Extracted data entries:
──────────
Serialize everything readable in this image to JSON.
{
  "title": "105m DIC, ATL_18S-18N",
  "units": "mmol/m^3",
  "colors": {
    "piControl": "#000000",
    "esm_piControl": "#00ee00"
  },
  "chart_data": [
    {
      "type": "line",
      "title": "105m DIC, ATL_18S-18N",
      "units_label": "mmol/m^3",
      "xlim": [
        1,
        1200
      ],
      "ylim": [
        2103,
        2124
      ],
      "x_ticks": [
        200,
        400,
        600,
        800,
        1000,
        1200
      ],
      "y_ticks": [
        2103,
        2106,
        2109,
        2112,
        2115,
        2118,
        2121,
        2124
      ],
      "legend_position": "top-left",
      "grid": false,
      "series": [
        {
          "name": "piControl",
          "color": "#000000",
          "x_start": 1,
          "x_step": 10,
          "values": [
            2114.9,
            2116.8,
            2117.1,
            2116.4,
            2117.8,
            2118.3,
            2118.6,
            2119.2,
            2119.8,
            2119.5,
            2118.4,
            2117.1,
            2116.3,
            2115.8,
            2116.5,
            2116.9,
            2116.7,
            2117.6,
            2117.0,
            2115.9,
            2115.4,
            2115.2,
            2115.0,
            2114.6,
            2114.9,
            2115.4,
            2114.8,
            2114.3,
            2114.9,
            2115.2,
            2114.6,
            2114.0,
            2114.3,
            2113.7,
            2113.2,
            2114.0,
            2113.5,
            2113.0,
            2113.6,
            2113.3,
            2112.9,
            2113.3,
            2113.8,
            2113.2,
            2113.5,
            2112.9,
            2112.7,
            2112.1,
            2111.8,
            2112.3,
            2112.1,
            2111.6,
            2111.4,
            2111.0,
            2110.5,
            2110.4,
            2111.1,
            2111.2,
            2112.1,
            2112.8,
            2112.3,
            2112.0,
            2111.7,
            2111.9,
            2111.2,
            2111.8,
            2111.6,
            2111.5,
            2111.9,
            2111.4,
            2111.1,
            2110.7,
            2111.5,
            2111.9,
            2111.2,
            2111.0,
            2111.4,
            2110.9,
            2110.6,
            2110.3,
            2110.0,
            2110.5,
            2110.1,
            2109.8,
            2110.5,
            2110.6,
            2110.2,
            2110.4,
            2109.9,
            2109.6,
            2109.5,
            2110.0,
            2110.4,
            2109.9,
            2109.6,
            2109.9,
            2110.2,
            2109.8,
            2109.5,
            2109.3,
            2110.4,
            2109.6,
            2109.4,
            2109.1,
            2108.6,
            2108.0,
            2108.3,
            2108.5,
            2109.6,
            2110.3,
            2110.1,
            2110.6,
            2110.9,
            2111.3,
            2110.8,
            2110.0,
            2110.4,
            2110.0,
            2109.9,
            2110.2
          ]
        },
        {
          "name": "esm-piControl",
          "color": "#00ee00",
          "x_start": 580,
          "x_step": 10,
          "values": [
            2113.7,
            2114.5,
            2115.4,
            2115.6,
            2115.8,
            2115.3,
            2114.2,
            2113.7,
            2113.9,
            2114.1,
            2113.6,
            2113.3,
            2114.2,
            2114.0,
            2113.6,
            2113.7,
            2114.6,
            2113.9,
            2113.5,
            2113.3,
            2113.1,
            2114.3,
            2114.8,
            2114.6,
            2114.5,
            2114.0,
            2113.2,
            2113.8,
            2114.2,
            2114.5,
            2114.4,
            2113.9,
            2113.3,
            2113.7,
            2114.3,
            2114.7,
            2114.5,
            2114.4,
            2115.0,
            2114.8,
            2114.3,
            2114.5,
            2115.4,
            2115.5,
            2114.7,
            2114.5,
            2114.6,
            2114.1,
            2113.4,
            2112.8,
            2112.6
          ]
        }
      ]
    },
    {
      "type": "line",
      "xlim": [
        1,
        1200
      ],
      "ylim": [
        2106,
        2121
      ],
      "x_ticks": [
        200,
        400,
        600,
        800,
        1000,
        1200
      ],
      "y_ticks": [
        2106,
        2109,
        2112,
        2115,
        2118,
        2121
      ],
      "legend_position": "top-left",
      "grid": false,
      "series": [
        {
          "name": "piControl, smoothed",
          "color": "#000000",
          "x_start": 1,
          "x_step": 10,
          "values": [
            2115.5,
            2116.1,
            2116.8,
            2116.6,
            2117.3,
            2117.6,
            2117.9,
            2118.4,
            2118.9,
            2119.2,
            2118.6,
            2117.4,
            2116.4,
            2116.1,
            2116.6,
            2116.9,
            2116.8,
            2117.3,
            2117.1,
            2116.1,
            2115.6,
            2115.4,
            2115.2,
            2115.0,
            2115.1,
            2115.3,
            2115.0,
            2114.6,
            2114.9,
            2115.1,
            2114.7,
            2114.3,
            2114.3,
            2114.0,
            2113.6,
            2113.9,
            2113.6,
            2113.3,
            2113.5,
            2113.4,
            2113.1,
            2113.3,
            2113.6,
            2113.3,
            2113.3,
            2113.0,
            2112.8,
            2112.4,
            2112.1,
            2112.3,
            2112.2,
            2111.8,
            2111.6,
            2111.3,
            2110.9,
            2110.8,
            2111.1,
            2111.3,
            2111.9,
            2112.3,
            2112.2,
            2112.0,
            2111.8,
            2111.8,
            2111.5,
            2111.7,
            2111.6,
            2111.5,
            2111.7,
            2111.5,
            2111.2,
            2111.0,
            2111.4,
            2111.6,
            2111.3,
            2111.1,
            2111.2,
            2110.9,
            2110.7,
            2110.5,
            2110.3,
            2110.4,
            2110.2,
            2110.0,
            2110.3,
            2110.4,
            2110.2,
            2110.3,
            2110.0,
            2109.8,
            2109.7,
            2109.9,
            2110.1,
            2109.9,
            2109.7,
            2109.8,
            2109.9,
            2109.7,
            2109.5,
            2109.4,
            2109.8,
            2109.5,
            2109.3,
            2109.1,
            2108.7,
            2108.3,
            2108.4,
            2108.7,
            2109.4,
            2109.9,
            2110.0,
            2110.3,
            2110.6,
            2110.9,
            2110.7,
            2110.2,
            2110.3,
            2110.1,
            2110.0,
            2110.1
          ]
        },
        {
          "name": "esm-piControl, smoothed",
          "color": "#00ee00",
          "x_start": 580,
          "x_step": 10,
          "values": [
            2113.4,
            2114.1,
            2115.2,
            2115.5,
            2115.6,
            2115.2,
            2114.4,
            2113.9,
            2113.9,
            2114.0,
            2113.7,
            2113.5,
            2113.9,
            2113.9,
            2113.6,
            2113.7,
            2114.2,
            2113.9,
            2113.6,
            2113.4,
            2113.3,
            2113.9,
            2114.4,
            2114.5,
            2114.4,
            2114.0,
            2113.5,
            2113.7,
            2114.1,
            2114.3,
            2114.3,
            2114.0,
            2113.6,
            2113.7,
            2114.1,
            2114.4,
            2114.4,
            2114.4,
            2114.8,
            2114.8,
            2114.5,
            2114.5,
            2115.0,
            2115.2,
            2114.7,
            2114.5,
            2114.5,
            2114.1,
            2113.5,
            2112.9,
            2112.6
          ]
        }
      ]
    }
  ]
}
──────────
## DESCRIPTION OF THE TASK
Repeat the material in full, exactly as it stands.

## COMPLETED TASK
Serialize everything readable in this image to JSON.
{
  "title": "105m DIC, ATL_18S-18N",
  "units": "mmol/m^3",
  "colors": {
    "piControl": "#000000",
    "esm_piControl": "#00ee00"
  },
  "chart_data": [
    {
      "type": "line",
      "title": "105m DIC, ATL_18S-18N",
      "units_label": "mmol/m^3",
      "xlim": [
        1,
        1200
      ],
      "ylim": [
        2103,
        2124
      ],
      "x_ticks": [
        200,
        400,
        600,
        800,
        1000,
        1200
      ],
      "y_ticks": [
        2103,
        2106,
        2109,
        2112,
        2115,
        2118,
        2121,
        2124
      ],
      "legend_position": "top-left",
      "grid": false,
      "series": [
        {
          "name": "piControl",
          "color": "#000000",
          "x_start": 1,
          "x_step": 10,
          "values": [
            2114.9,
            2116.8,
            2117.1,
            2116.4,
            2117.8,
            2118.3,
            2118.6,
            2119.2,
            2119.8,
            2119.5,
            2118.4,
            2117.1,
            2116.3,
            2115.8,
            2116.5,
            2116.9,
            2116.7,
            2117.6,
            2117.0,
            2115.9,
            2115.4,
            2115.2,
            2115.0,
            2114.6,
            2114.9,
            2115.4,
            2114.8,
            2114.3,
            2114.9,
            2115.2,
            2114.6,
            2114.0,
            2114.3,
            2113.7,
            2113.2,
            2114.0,
            2113.5,
            2113.0,
            2113.6,
            2113.3,
            2112.9,
            2113.3,
            2113.8,
            2113.2,
            2113.5,
            2112.9,
            2112.7,
            2112.1,
            2111.8,
            2112.3,
            2112.1,
            2111.6,
            2111.4,
            2111.0,
            2110.5,
            2110.4,
            2111.1,
            2111.2,
            2112.1,
            2112.8,
            2112.3,
            2112.0,
            2111.7,
            2111.9,
            2111.2,
            2111.8,
            2111.6,
            2111.5,
            2111.9,
            2111.4,
            2111.1,
            2110.7,
            2111.5,
            2111.9,
            2111.2,
            2111.0,
            2111.4,
            2110.9,
            2110.6,
            2110.3,
            2110.0,
            2110.5,
            2110.1,
            2109.8,
            2110.5,
            2110.6,
            2110.2,
            2110.4,
            2109.9,
            2109.6,
            2109.5,
            2110.0,
            2110.4,
            2109.9,
            2109.6,
            2109.9,
            2110.2,
            2109.8,
            2109.5,
            2109.3,
            2110.4,
            2109.6,
            2109.4,
            2109.1,
            2108.6,
            2108.0,
            2108.3,
            2108.5,
            2109.6,
            2110.3,
            2110.1,
            2110.6,
            2110.9,
            2111.3,
            2110.8,
            2110.0,
            2110.4,
            2110.0,
            2109.9,
            2110.2
          ]
        },
        {
          "name": "esm-piControl",
          "color": "#00ee00",
          "x_start": 580,
          "x_step": 10,
          "values": [
            2113.7,
            2114.5,
            2115.4,
            2115.6,
            2115.8,
            2115.3,
            2114.2,
            2113.7,
            2113.9,
            2114.1,
            2113.6,
            2113.3,
            2114.2,
            2114.0,
            2113.6,
            2113.7,
            2114.6,
            2113.9,
            2113.5,
            2113.3,
            2113.1,
            2114.3,
            2114.8,
            2114.6,
            2114.5,
            2114.0,
            2113.2,
            2113.8,
            2114.2,
            2114.5,
            2114.4,
            2113.9,
            2113.3,
            2113.7,
            2114.3,
            2114.7,
            2114.5,
            2114.4,
            2115.0,
            2114.8,
            2114.3,
            2114.5,
            2115.4,
            2115.5,
            2114.7,
            2114.5,
            2114.6,
            2114.1,
            2113.4,
            2112.8,
            2112.6
          ]
        }
      ]
    },
    {
      "type": "line",
      "xlim": [
        1,
        1200
      ],
      "ylim": [
        2106,
        2121
      ],
      "x_ticks": [
        200,
        400,
        600,
        800,
        1000,
        1200
      ],
      "y_ticks": [
        2106,
        2109,
        2112,
        2115,
        2118,
        2121
      ],
      "legend_position": "top-left",
      "grid": false,
      "series": [
        {
          "name": "piControl, smoothed",
          "color": "#000000",
          "x_start": 1,
          "x_step": 10,
          "values": [
            2115.5,
            2116.1,
            2116.8,
            2116.6,
            2117.3,
            2117.6,
            2117.9,
            2118.4,
            2118.9,
            2119.2,
            2118.6,
            2117.4,
            2116.4,
            2116.1,
            2116.6,
            2116.9,
            2116.8,
            2117.3,
            2117.1,
            2116.1,
            2115.6,
            2115.4,
            2115.2,
            2115.0,
            2115.1,
            2115.3,
            2115.0,
            2114.6,
            2114.9,
            2115.1,
            2114.7,
            2114.3,
            2114.3,
            2114.0,
            2113.6,
            2113.9,
            2113.6,
            2113.3,
            2113.5,
            2113.4,
            2113.1,
            2113.3,
            2113.6,
            2113.3,
            2113.3,
            2113.0,
            2112.8,
            2112.4,
            2112.1,
            2112.3,
            2112.2,
            2111.8,
            2111.6,
            2111.3,
            2110.9,
            2110.8,
            2111.1,
            2111.3,
            2111.9,
            2112.3,
            2112.2,
            2112.0,
            2111.8,
            2111.8,
            2111.5,
            2111.7,
            2111.6,
            2111.5,
            2111.7,
            2111.5,
            2111.2,
            2111.0,
            2111.4,
            2111.6,
            2111.3,
            2111.1,
            2111.2,
            2110.9,
            2110.7,
            2110.5,
            2110.3,
            2110.4,
            2110.2,
            2110.0,
            2110.3,
            2110.4,
            2110.2,
            2110.3,
            2110.0,
            2109.8,
            2109.7,
            2109.9,
            2110.1,
            2109.9,
            2109.7,
            2109.8,
            2109.9,
            2109.7,
            2109.5,
            2109.4,
            2109.8,
            2109.5,
            2109.3,
            2109.1,
            2108.7,
            2108.3,
            2108.4,
            2108.7,
            2109.4,
            2109.9,
            2110.0,
            2110.3,
            2110.6,
            2110.9,
            2110.7,
            2110.2,
            2110.3,
            2110.1,
            2110.0,
            2110.1
          ]
        },
        {
          "name": "esm-piControl, smoothed",
          "color": "#00ee00",
          "x_start": 580,
          "x_step": 10,
          "values": [
            2113.4,
            2114.1,
            2115.2,
            2115.5,
            2115.6,
            2115.2,
            2114.4,
            2113.9,
            2113.9,
            2114.0,
            2113.7,
            2113.5,
            2113.9,
            2113.9,
            2113.6,
            2113.7,
            2114.2,
            2113.9,
            2113.6,
            2113.4,
            2113.3,
            2113.9,
            2114.4,
            2114.5,
            2114.4,
            2114.0,
            2113.5,
            2113.7,
            2114.1,
            2114.3,
            2114.3,
            2114.0,
            2113.6,
            2113.7,
            2114.1,
            2114.4,
            2114.4,
            2114.4,
            2114.8,
            2114.8,
            2114.5,
            2114.5,
            2115.0,
            2115.2,
            2114.7,
            2114.5,
            2114.5,
            2114.1,
            2113.5,
            2112.9,
            2112.6
          ]
        }
      ]
    }
  ]
}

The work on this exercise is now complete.